WHAT TO PRODUCE> Copy every entry word for word, but skip the pictures.

Records from a data source
-------

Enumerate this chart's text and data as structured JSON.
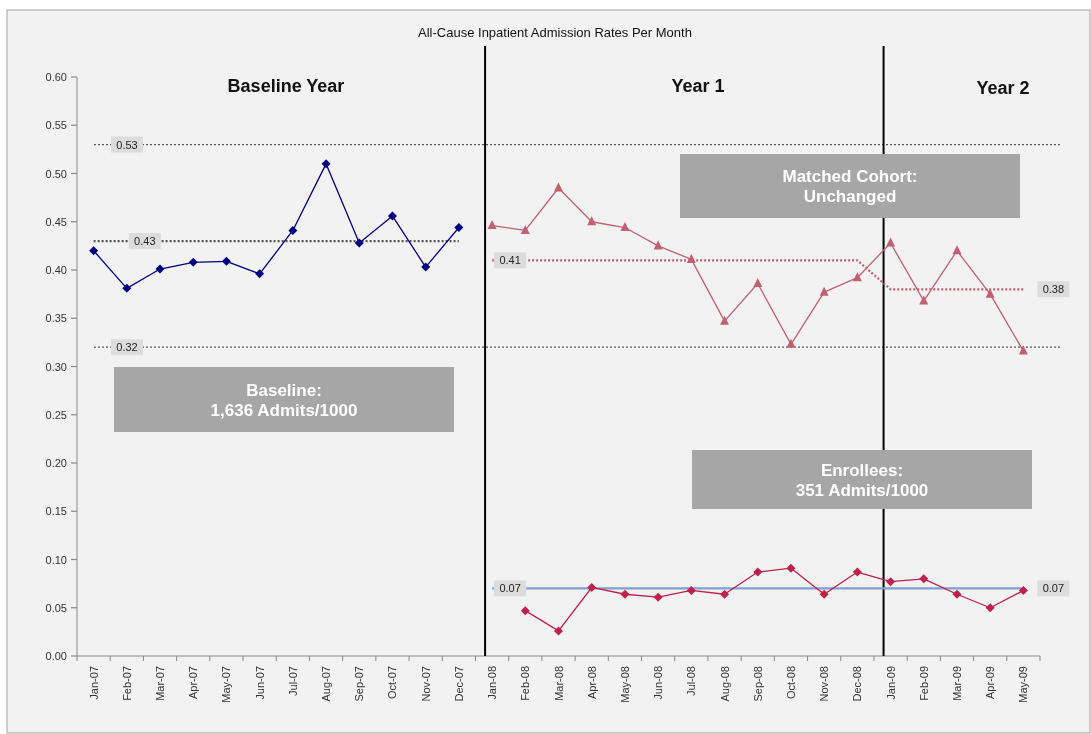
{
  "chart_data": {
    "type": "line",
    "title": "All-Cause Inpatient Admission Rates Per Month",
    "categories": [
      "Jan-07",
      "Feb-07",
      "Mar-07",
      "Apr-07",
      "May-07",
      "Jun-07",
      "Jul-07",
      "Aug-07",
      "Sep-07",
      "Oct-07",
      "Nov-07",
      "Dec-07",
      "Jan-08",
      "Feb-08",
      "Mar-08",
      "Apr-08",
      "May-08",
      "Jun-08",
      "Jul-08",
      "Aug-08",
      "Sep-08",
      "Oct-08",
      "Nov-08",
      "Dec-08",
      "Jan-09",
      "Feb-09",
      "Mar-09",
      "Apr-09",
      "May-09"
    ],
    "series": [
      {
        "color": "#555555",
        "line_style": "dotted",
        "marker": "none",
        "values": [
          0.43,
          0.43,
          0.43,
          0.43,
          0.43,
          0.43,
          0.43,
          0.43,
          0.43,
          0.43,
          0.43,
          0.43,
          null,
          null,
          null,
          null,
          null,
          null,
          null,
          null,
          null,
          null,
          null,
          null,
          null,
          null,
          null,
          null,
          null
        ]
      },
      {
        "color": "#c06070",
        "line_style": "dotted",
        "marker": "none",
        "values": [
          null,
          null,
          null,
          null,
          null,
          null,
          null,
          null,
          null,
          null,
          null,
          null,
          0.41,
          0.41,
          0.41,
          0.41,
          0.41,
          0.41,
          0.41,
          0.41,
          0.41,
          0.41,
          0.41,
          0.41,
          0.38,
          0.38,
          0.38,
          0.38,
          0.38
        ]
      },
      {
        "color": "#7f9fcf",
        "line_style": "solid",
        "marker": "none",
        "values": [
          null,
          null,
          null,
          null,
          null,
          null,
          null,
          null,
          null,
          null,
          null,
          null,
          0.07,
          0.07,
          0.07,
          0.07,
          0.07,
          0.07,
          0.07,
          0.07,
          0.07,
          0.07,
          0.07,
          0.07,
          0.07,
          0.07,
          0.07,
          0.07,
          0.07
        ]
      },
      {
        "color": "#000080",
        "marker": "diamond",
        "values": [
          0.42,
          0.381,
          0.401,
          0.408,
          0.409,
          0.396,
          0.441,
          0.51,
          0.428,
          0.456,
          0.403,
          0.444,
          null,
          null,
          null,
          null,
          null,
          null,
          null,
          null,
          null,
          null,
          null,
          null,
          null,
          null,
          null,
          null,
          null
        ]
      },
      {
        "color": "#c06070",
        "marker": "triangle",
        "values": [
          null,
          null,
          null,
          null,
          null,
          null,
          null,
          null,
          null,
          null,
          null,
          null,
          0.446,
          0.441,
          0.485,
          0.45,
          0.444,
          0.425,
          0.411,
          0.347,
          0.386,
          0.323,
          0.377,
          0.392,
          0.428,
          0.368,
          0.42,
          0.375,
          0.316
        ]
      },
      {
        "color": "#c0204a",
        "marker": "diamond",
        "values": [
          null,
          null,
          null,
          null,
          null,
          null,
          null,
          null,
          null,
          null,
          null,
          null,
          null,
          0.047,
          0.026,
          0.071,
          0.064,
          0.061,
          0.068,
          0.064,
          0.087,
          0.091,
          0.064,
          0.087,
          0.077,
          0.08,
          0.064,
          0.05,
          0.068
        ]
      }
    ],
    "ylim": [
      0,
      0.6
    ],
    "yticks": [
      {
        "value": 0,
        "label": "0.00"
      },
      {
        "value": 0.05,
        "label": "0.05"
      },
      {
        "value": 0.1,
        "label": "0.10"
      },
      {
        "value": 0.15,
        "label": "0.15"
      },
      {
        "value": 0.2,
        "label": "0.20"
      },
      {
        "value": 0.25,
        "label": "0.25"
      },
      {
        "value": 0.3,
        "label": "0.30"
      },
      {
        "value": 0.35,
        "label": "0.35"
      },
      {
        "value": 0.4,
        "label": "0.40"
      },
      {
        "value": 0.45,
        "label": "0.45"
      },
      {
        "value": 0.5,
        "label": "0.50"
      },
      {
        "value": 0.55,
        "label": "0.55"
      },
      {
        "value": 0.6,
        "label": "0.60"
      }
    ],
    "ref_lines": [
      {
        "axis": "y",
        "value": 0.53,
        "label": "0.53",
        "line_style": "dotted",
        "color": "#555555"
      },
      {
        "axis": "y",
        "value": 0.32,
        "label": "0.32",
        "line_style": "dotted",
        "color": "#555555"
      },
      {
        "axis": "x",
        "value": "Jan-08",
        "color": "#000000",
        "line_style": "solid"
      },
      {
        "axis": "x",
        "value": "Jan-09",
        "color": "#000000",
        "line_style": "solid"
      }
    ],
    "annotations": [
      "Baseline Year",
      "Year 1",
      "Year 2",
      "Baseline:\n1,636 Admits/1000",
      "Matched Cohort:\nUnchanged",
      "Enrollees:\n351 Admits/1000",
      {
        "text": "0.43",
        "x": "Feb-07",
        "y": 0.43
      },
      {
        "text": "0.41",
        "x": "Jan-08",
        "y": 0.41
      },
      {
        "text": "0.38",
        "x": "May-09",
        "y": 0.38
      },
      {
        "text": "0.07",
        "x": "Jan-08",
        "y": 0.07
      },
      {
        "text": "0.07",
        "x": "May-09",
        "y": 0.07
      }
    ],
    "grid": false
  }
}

-------

OUTPUT FOR THIS TASK>
Enumerate this chart's text and data as structured JSON.
{
  "chart_data": {
    "type": "line",
    "title": "All-Cause Inpatient Admission Rates Per Month",
    "categories": [
      "Jan-07",
      "Feb-07",
      "Mar-07",
      "Apr-07",
      "May-07",
      "Jun-07",
      "Jul-07",
      "Aug-07",
      "Sep-07",
      "Oct-07",
      "Nov-07",
      "Dec-07",
      "Jan-08",
      "Feb-08",
      "Mar-08",
      "Apr-08",
      "May-08",
      "Jun-08",
      "Jul-08",
      "Aug-08",
      "Sep-08",
      "Oct-08",
      "Nov-08",
      "Dec-08",
      "Jan-09",
      "Feb-09",
      "Mar-09",
      "Apr-09",
      "May-09"
    ],
    "series": [
      {
        "color": "#555555",
        "line_style": "dotted",
        "marker": "none",
        "values": [
          0.43,
          0.43,
          0.43,
          0.43,
          0.43,
          0.43,
          0.43,
          0.43,
          0.43,
          0.43,
          0.43,
          0.43,
          null,
          null,
          null,
          null,
          null,
          null,
          null,
          null,
          null,
          null,
          null,
          null,
          null,
          null,
          null,
          null,
          null
        ]
      },
      {
        "color": "#c06070",
        "line_style": "dotted",
        "marker": "none",
        "values": [
          null,
          null,
          null,
          null,
          null,
          null,
          null,
          null,
          null,
          null,
          null,
          null,
          0.41,
          0.41,
          0.41,
          0.41,
          0.41,
          0.41,
          0.41,
          0.41,
          0.41,
          0.41,
          0.41,
          0.41,
          0.38,
          0.38,
          0.38,
          0.38,
          0.38
        ]
      },
      {
        "color": "#7f9fcf",
        "line_style": "solid",
        "marker": "none",
        "values": [
          null,
          null,
          null,
          null,
          null,
          null,
          null,
          null,
          null,
          null,
          null,
          null,
          0.07,
          0.07,
          0.07,
          0.07,
          0.07,
          0.07,
          0.07,
          0.07,
          0.07,
          0.07,
          0.07,
          0.07,
          0.07,
          0.07,
          0.07,
          0.07,
          0.07
        ]
      },
      {
        "color": "#000080",
        "marker": "diamond",
        "values": [
          0.42,
          0.381,
          0.401,
          0.408,
          0.409,
          0.396,
          0.441,
          0.51,
          0.428,
          0.456,
          0.403,
          0.444,
          null,
          null,
          null,
          null,
          null,
          null,
          null,
          null,
          null,
          null,
          null,
          null,
          null,
          null,
          null,
          null,
          null
        ]
      },
      {
        "color": "#c06070",
        "marker": "triangle",
        "values": [
          null,
          null,
          null,
          null,
          null,
          null,
          null,
          null,
          null,
          null,
          null,
          null,
          0.446,
          0.441,
          0.485,
          0.45,
          0.444,
          0.425,
          0.411,
          0.347,
          0.386,
          0.323,
          0.377,
          0.392,
          0.428,
          0.368,
          0.42,
          0.375,
          0.316
        ]
      },
      {
        "color": "#c0204a",
        "marker": "diamond",
        "values": [
          null,
          null,
          null,
          null,
          null,
          null,
          null,
          null,
          null,
          null,
          null,
          null,
          null,
          0.047,
          0.026,
          0.071,
          0.064,
          0.061,
          0.068,
          0.064,
          0.087,
          0.091,
          0.064,
          0.087,
          0.077,
          0.08,
          0.064,
          0.05,
          0.068
        ]
      }
    ],
    "ylim": [
      0,
      0.6
    ],
    "yticks": [
      {
        "value": 0,
        "label": "0.00"
      },
      {
        "value": 0.05,
        "label": "0.05"
      },
      {
        "value": 0.1,
        "label": "0.10"
      },
      {
        "value": 0.15,
        "label": "0.15"
      },
      {
        "value": 0.2,
        "label": "0.20"
      },
      {
        "value": 0.25,
        "label": "0.25"
      },
      {
        "value": 0.3,
        "label": "0.30"
      },
      {
        "value": 0.35,
        "label": "0.35"
      },
      {
        "value": 0.4,
        "label": "0.40"
      },
      {
        "value": 0.45,
        "label": "0.45"
      },
      {
        "value": 0.5,
        "label": "0.50"
      },
      {
        "value": 0.55,
        "label": "0.55"
      },
      {
        "value": 0.6,
        "label": "0.60"
      }
    ],
    "ref_lines": [
      {
        "axis": "y",
        "value": 0.53,
        "label": "0.53",
        "line_style": "dotted",
        "color": "#555555"
      },
      {
        "axis": "y",
        "value": 0.32,
        "label": "0.32",
        "line_style": "dotted",
        "color": "#555555"
      },
      {
        "axis": "x",
        "value": "Jan-08",
        "color": "#000000",
        "line_style": "solid"
      },
      {
        "axis": "x",
        "value": "Jan-09",
        "color": "#000000",
        "line_style": "solid"
      }
    ],
    "annotations": [
      "Baseline Year",
      "Year 1",
      "Year 2",
      "Baseline:\n1,636 Admits/1000",
      "Matched Cohort:\nUnchanged",
      "Enrollees:\n351 Admits/1000",
      {
        "text": "0.43",
        "x": "Feb-07",
        "y": 0.43
      },
      {
        "text": "0.41",
        "x": "Jan-08",
        "y": 0.41
      },
      {
        "text": "0.38",
        "x": "May-09",
        "y": 0.38
      },
      {
        "text": "0.07",
        "x": "Jan-08",
        "y": 0.07
      },
      {
        "text": "0.07",
        "x": "May-09",
        "y": 0.07
      }
    ],
    "grid": false
  }
}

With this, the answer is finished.